____ LISTING
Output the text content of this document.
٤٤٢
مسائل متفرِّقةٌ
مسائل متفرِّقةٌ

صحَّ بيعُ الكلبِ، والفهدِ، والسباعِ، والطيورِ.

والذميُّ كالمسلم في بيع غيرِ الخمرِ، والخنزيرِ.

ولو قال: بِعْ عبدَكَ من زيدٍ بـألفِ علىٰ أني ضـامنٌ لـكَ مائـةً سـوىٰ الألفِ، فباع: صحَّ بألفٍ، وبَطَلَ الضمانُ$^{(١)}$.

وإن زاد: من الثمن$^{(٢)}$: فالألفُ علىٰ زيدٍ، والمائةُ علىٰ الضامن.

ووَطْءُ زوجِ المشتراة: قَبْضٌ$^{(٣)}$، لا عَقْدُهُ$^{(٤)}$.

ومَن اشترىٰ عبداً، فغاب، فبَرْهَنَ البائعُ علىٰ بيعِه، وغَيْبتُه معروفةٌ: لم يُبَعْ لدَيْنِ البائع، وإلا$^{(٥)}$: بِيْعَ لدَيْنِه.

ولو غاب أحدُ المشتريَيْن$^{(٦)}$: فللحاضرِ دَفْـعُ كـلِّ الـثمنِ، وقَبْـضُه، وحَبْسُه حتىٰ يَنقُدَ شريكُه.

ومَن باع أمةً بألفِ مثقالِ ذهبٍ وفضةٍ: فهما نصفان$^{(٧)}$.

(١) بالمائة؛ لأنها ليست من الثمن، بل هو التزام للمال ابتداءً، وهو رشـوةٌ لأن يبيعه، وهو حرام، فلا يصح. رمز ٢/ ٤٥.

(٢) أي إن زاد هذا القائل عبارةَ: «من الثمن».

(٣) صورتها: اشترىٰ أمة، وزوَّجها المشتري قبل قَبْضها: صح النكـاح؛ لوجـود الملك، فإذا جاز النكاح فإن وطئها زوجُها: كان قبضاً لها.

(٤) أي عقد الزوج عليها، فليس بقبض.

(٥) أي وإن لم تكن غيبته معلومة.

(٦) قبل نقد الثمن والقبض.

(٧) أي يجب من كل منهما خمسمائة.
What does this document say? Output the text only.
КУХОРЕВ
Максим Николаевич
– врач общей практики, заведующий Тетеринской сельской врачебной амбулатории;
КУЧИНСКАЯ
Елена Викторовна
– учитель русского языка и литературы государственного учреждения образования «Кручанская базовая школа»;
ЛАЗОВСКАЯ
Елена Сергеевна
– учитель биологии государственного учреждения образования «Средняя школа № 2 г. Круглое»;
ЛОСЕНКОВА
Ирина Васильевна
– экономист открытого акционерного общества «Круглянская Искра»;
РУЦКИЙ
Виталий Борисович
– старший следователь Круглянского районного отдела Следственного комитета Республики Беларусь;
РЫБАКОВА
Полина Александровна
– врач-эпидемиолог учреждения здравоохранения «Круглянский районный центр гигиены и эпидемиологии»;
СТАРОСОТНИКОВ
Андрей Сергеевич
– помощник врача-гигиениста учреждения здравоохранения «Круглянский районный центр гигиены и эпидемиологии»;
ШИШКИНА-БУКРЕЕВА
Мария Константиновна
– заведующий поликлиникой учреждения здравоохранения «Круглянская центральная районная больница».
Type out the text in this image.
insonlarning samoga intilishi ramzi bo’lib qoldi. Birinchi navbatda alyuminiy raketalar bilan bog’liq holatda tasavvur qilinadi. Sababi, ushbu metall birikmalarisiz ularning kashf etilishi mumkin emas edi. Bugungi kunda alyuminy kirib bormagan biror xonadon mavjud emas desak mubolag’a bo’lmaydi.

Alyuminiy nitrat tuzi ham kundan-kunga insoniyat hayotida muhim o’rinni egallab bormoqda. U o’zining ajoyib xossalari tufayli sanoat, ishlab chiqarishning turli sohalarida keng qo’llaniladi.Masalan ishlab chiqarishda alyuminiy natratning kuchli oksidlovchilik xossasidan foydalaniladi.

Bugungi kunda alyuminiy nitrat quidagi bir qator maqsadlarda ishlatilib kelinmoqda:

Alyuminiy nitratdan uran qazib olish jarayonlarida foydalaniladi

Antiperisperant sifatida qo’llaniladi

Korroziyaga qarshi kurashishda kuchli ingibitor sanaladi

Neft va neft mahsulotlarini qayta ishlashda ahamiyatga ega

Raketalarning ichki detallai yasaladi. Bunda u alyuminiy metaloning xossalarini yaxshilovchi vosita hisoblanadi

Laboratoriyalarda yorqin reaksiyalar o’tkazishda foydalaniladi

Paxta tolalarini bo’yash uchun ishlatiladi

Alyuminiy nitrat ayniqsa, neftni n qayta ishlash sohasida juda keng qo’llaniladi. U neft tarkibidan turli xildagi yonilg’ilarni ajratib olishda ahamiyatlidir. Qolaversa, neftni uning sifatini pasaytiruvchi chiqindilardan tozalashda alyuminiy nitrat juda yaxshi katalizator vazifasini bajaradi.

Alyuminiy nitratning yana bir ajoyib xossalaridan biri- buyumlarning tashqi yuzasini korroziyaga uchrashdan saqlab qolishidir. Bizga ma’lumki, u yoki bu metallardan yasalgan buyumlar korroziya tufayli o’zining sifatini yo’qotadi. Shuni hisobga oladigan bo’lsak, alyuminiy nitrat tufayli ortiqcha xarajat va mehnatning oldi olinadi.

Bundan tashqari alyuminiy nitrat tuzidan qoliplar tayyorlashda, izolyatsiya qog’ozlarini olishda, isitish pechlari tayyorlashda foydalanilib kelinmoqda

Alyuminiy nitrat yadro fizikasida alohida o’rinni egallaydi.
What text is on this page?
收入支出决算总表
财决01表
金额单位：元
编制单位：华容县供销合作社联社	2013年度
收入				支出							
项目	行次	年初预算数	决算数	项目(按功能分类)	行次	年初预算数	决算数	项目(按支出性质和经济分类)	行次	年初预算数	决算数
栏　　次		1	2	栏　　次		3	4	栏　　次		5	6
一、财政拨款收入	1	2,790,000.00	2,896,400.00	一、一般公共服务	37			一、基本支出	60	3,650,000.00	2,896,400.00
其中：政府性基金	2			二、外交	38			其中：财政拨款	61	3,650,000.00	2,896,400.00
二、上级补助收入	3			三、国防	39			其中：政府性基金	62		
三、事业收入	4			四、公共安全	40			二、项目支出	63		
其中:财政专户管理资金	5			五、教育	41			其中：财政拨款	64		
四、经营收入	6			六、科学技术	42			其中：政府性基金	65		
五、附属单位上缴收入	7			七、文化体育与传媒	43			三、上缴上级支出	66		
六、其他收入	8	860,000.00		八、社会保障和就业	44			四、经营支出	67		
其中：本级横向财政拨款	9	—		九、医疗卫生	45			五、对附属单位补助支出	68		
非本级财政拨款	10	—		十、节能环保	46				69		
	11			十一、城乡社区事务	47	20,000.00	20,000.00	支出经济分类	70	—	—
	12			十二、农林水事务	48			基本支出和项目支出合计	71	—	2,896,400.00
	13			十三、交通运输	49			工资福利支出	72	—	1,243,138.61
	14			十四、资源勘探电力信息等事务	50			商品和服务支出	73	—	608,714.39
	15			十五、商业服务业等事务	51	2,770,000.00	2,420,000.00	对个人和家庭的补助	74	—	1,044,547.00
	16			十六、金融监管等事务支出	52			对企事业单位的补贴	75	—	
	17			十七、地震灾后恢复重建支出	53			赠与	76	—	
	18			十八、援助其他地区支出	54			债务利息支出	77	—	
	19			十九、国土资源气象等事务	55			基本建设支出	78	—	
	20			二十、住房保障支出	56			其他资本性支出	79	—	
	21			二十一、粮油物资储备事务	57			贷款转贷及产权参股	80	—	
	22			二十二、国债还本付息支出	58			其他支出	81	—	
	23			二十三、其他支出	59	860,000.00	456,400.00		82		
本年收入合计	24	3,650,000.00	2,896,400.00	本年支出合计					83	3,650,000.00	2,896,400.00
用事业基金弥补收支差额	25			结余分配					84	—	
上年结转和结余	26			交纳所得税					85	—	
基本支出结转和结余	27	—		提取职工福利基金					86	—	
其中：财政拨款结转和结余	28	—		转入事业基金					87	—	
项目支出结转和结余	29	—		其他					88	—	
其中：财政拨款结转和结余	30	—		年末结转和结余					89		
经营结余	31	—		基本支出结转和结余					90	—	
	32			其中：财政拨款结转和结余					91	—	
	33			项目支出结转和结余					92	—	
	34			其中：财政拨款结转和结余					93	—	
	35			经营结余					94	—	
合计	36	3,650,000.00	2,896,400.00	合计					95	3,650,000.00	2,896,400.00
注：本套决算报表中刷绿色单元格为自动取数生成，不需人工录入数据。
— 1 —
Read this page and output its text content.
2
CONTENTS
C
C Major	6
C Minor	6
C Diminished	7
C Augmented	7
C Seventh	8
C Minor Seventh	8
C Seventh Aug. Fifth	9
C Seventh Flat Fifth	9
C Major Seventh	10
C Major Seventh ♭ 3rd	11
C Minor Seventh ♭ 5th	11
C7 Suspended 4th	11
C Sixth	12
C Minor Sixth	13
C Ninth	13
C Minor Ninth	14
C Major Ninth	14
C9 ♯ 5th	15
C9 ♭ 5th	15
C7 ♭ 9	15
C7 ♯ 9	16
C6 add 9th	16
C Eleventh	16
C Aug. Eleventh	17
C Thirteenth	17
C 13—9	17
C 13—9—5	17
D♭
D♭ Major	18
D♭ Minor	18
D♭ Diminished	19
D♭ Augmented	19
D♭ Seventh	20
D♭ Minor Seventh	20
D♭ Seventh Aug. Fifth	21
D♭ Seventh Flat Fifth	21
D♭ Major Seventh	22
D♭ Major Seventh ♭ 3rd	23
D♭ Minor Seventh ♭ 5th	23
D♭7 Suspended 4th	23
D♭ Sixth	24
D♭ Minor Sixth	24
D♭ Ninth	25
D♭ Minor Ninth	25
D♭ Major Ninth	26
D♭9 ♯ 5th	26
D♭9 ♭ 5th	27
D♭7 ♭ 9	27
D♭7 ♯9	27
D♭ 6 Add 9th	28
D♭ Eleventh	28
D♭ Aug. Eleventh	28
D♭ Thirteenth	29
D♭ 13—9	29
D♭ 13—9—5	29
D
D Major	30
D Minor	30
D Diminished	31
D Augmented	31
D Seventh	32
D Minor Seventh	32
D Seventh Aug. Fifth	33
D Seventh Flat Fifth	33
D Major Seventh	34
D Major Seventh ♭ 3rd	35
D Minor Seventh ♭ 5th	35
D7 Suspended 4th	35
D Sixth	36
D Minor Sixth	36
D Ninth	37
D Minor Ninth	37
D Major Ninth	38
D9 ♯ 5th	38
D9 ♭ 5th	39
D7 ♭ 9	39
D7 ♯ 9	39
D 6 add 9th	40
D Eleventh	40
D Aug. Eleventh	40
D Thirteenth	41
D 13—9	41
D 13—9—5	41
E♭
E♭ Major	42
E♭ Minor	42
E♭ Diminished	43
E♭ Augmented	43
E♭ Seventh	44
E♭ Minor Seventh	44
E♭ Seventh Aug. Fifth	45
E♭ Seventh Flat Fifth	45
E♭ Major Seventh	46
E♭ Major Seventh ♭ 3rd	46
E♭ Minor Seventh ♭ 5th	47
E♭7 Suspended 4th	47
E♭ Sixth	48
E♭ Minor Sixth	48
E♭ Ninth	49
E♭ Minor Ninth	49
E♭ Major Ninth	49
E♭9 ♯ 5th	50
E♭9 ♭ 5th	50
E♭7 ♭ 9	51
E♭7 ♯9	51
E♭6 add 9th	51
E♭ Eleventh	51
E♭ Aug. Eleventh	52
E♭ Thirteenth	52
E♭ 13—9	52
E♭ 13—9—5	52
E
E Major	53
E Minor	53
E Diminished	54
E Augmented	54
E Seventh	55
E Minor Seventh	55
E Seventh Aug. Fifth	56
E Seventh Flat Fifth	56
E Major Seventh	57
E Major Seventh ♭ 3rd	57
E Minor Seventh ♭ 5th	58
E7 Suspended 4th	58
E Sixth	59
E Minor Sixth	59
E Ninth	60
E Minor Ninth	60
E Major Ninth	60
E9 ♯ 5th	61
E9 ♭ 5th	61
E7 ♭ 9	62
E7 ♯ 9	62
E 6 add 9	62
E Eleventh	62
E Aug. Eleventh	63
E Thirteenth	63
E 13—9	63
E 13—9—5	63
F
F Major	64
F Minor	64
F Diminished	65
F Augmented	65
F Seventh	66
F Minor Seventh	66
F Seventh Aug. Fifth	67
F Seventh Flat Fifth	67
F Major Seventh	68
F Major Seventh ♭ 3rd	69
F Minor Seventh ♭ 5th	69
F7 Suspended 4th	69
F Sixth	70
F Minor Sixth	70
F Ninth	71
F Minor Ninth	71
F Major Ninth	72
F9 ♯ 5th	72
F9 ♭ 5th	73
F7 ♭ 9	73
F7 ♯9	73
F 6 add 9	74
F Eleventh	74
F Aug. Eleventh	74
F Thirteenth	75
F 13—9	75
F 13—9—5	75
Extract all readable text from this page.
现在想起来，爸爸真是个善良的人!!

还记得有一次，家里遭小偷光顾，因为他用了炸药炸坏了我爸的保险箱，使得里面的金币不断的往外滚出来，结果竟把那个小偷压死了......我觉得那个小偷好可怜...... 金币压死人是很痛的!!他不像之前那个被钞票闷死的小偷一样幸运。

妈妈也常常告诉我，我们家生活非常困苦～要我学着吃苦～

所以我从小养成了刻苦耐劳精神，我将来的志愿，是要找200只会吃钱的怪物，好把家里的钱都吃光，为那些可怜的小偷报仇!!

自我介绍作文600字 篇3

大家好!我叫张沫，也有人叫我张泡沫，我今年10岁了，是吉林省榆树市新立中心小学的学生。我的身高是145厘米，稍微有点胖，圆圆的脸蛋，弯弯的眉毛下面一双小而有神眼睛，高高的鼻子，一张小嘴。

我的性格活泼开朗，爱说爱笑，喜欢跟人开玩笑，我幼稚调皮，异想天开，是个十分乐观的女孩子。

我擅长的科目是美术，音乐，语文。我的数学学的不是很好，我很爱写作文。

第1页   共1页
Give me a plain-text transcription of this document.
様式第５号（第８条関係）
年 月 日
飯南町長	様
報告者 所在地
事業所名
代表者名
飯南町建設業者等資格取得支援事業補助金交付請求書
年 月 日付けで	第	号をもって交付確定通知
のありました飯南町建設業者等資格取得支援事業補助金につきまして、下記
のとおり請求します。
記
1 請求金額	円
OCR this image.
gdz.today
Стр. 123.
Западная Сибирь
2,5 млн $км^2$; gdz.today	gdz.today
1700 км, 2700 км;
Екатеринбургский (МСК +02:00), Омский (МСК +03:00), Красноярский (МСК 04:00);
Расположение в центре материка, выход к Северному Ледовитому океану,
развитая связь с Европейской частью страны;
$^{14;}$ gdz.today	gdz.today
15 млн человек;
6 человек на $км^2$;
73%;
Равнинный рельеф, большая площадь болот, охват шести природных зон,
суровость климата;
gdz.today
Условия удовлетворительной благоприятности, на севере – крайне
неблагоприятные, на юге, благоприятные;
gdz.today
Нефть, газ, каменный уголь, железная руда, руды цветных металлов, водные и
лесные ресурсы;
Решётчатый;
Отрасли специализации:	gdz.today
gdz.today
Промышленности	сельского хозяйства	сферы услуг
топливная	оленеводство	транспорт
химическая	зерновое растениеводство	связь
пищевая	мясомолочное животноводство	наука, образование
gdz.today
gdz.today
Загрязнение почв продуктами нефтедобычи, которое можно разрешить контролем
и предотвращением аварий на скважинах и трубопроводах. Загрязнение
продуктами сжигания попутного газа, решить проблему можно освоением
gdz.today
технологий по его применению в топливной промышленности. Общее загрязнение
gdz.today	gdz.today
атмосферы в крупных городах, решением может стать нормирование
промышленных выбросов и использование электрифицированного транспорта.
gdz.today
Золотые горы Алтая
________
PROBLEM TO WORK ON: Using the listing above, pick out each line that contains the word "olishda", then copy it.

WORKED ANSWER:
Alyuminiy nitrat ayniqsa, neftni n qayta ishlash sohasida juda keng qo’llaniladi. U neft tarkibidan turli xildagi yonilg’ilarni ajratib olishda ahamiyatlidir. Qolaversa, neftni uning sifatini pasaytiruvchi chiqindilardan tozalashda alyuminiy nitrat juda yaxshi katalizator vazifasini bajaradi.
Bundan tashqari alyuminiy nitrat tuzidan qoliplar tayyorlashda, izolyatsiya qog’ozlarini olishda, isitish pechlari tayyorlashda foydalanilib kelinmoqda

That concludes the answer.